_Document passage_
+ + + +

The Current State and Trends assessment presents the findings of the Condition and Trends Working Group of the Millennium Ecosystem Assessment. This volume documents the current condition and recent trends of the world’s ecosystems, the services they provide, and associated human well-being around the year 2000. Its primary goal is to provide decision-makers, ecosystem managers, and other potential users with objective information and analyses of historical trends and dynamics of the interaction between ecosystem change and human well-being. This assessment establishes a baseline for the current condition of ecosystems at the turn of the millennium. It also assesses how changes in ecosystems have affected the underlying capacity of ecosystems to continue to provide these services in the near future, providing a link to the ScenariosWorking Group’s report. Finally, it considers recent trends in ecosystem conditions that have been the result of historical responses to ecosystem service problems, providing a link to the Responses Working Group’s report.

Although centered on the year 2000, the temporal scope of this assessment includes the ‘‘relevant past’’ to the ‘‘foreseeable future.’’ In practice, this means analyzing trends during the latter decades of the twentieth century and extrapolating them forward for a decade or two into the twenty-first century. At the point where the projections become too uncertain to be sustained, the Scenarios Working Group takes over the exploration of alternate futures.

+ + + +

_Provided information_
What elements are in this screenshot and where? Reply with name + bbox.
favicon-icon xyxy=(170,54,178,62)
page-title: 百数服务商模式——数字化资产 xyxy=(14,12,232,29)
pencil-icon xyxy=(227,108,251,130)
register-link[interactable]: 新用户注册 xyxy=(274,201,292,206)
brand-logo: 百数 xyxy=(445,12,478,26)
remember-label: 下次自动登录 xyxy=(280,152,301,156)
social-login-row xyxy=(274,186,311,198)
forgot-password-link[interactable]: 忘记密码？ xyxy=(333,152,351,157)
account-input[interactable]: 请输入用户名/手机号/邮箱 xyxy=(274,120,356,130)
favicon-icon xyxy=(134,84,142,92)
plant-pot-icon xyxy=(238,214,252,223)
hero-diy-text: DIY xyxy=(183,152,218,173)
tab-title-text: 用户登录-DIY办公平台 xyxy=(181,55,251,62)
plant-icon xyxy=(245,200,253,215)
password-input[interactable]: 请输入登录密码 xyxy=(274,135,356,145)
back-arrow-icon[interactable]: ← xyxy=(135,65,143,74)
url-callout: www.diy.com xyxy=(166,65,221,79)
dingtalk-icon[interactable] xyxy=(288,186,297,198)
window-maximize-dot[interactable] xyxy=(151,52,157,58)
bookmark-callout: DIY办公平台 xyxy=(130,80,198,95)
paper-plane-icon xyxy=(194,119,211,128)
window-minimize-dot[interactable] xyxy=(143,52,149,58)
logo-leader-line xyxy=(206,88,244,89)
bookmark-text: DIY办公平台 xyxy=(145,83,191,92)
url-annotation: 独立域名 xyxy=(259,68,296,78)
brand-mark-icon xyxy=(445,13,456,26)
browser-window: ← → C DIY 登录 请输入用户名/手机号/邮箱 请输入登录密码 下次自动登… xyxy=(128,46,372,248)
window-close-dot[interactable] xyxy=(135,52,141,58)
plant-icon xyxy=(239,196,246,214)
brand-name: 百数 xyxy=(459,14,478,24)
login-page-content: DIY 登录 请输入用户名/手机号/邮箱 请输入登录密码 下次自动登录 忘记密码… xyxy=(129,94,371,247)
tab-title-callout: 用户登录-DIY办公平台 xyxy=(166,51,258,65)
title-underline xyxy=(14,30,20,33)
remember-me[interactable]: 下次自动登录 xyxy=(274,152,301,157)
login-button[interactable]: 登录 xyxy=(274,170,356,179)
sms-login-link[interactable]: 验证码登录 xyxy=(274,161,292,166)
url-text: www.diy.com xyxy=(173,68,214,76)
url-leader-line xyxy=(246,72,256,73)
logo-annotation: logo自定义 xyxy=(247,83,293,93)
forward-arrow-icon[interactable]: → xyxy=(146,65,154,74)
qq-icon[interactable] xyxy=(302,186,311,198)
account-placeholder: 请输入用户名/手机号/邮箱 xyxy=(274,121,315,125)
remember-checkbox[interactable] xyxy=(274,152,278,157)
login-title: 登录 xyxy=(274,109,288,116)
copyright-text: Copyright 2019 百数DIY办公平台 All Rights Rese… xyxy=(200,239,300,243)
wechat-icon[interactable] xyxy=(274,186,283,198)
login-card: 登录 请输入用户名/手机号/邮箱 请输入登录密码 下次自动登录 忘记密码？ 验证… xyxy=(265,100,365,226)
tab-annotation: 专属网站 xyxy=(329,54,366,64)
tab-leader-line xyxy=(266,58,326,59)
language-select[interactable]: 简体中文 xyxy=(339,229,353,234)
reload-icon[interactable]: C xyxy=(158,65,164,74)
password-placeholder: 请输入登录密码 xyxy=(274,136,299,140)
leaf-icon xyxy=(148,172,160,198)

+ + + +

_Set problem_
Duplicate the part of the ecosystem assessment passage that begins at the words "Although centered on" and stops after the words "of alternate futures.".

_Answer for the task_
Although centered on the year 2000, the temporal scope of this assessment includes the ‘‘relevant past’’ to the ‘‘foreseeable future.’’ In practice, this means analyzing trends during the latter decades of the twentieth century and extrapolating them forward for a decade or two into the twenty-first century. At the point where the projections become too uncertain to be sustained, the Scenarios Working Group takes over the exploration of alternate futures.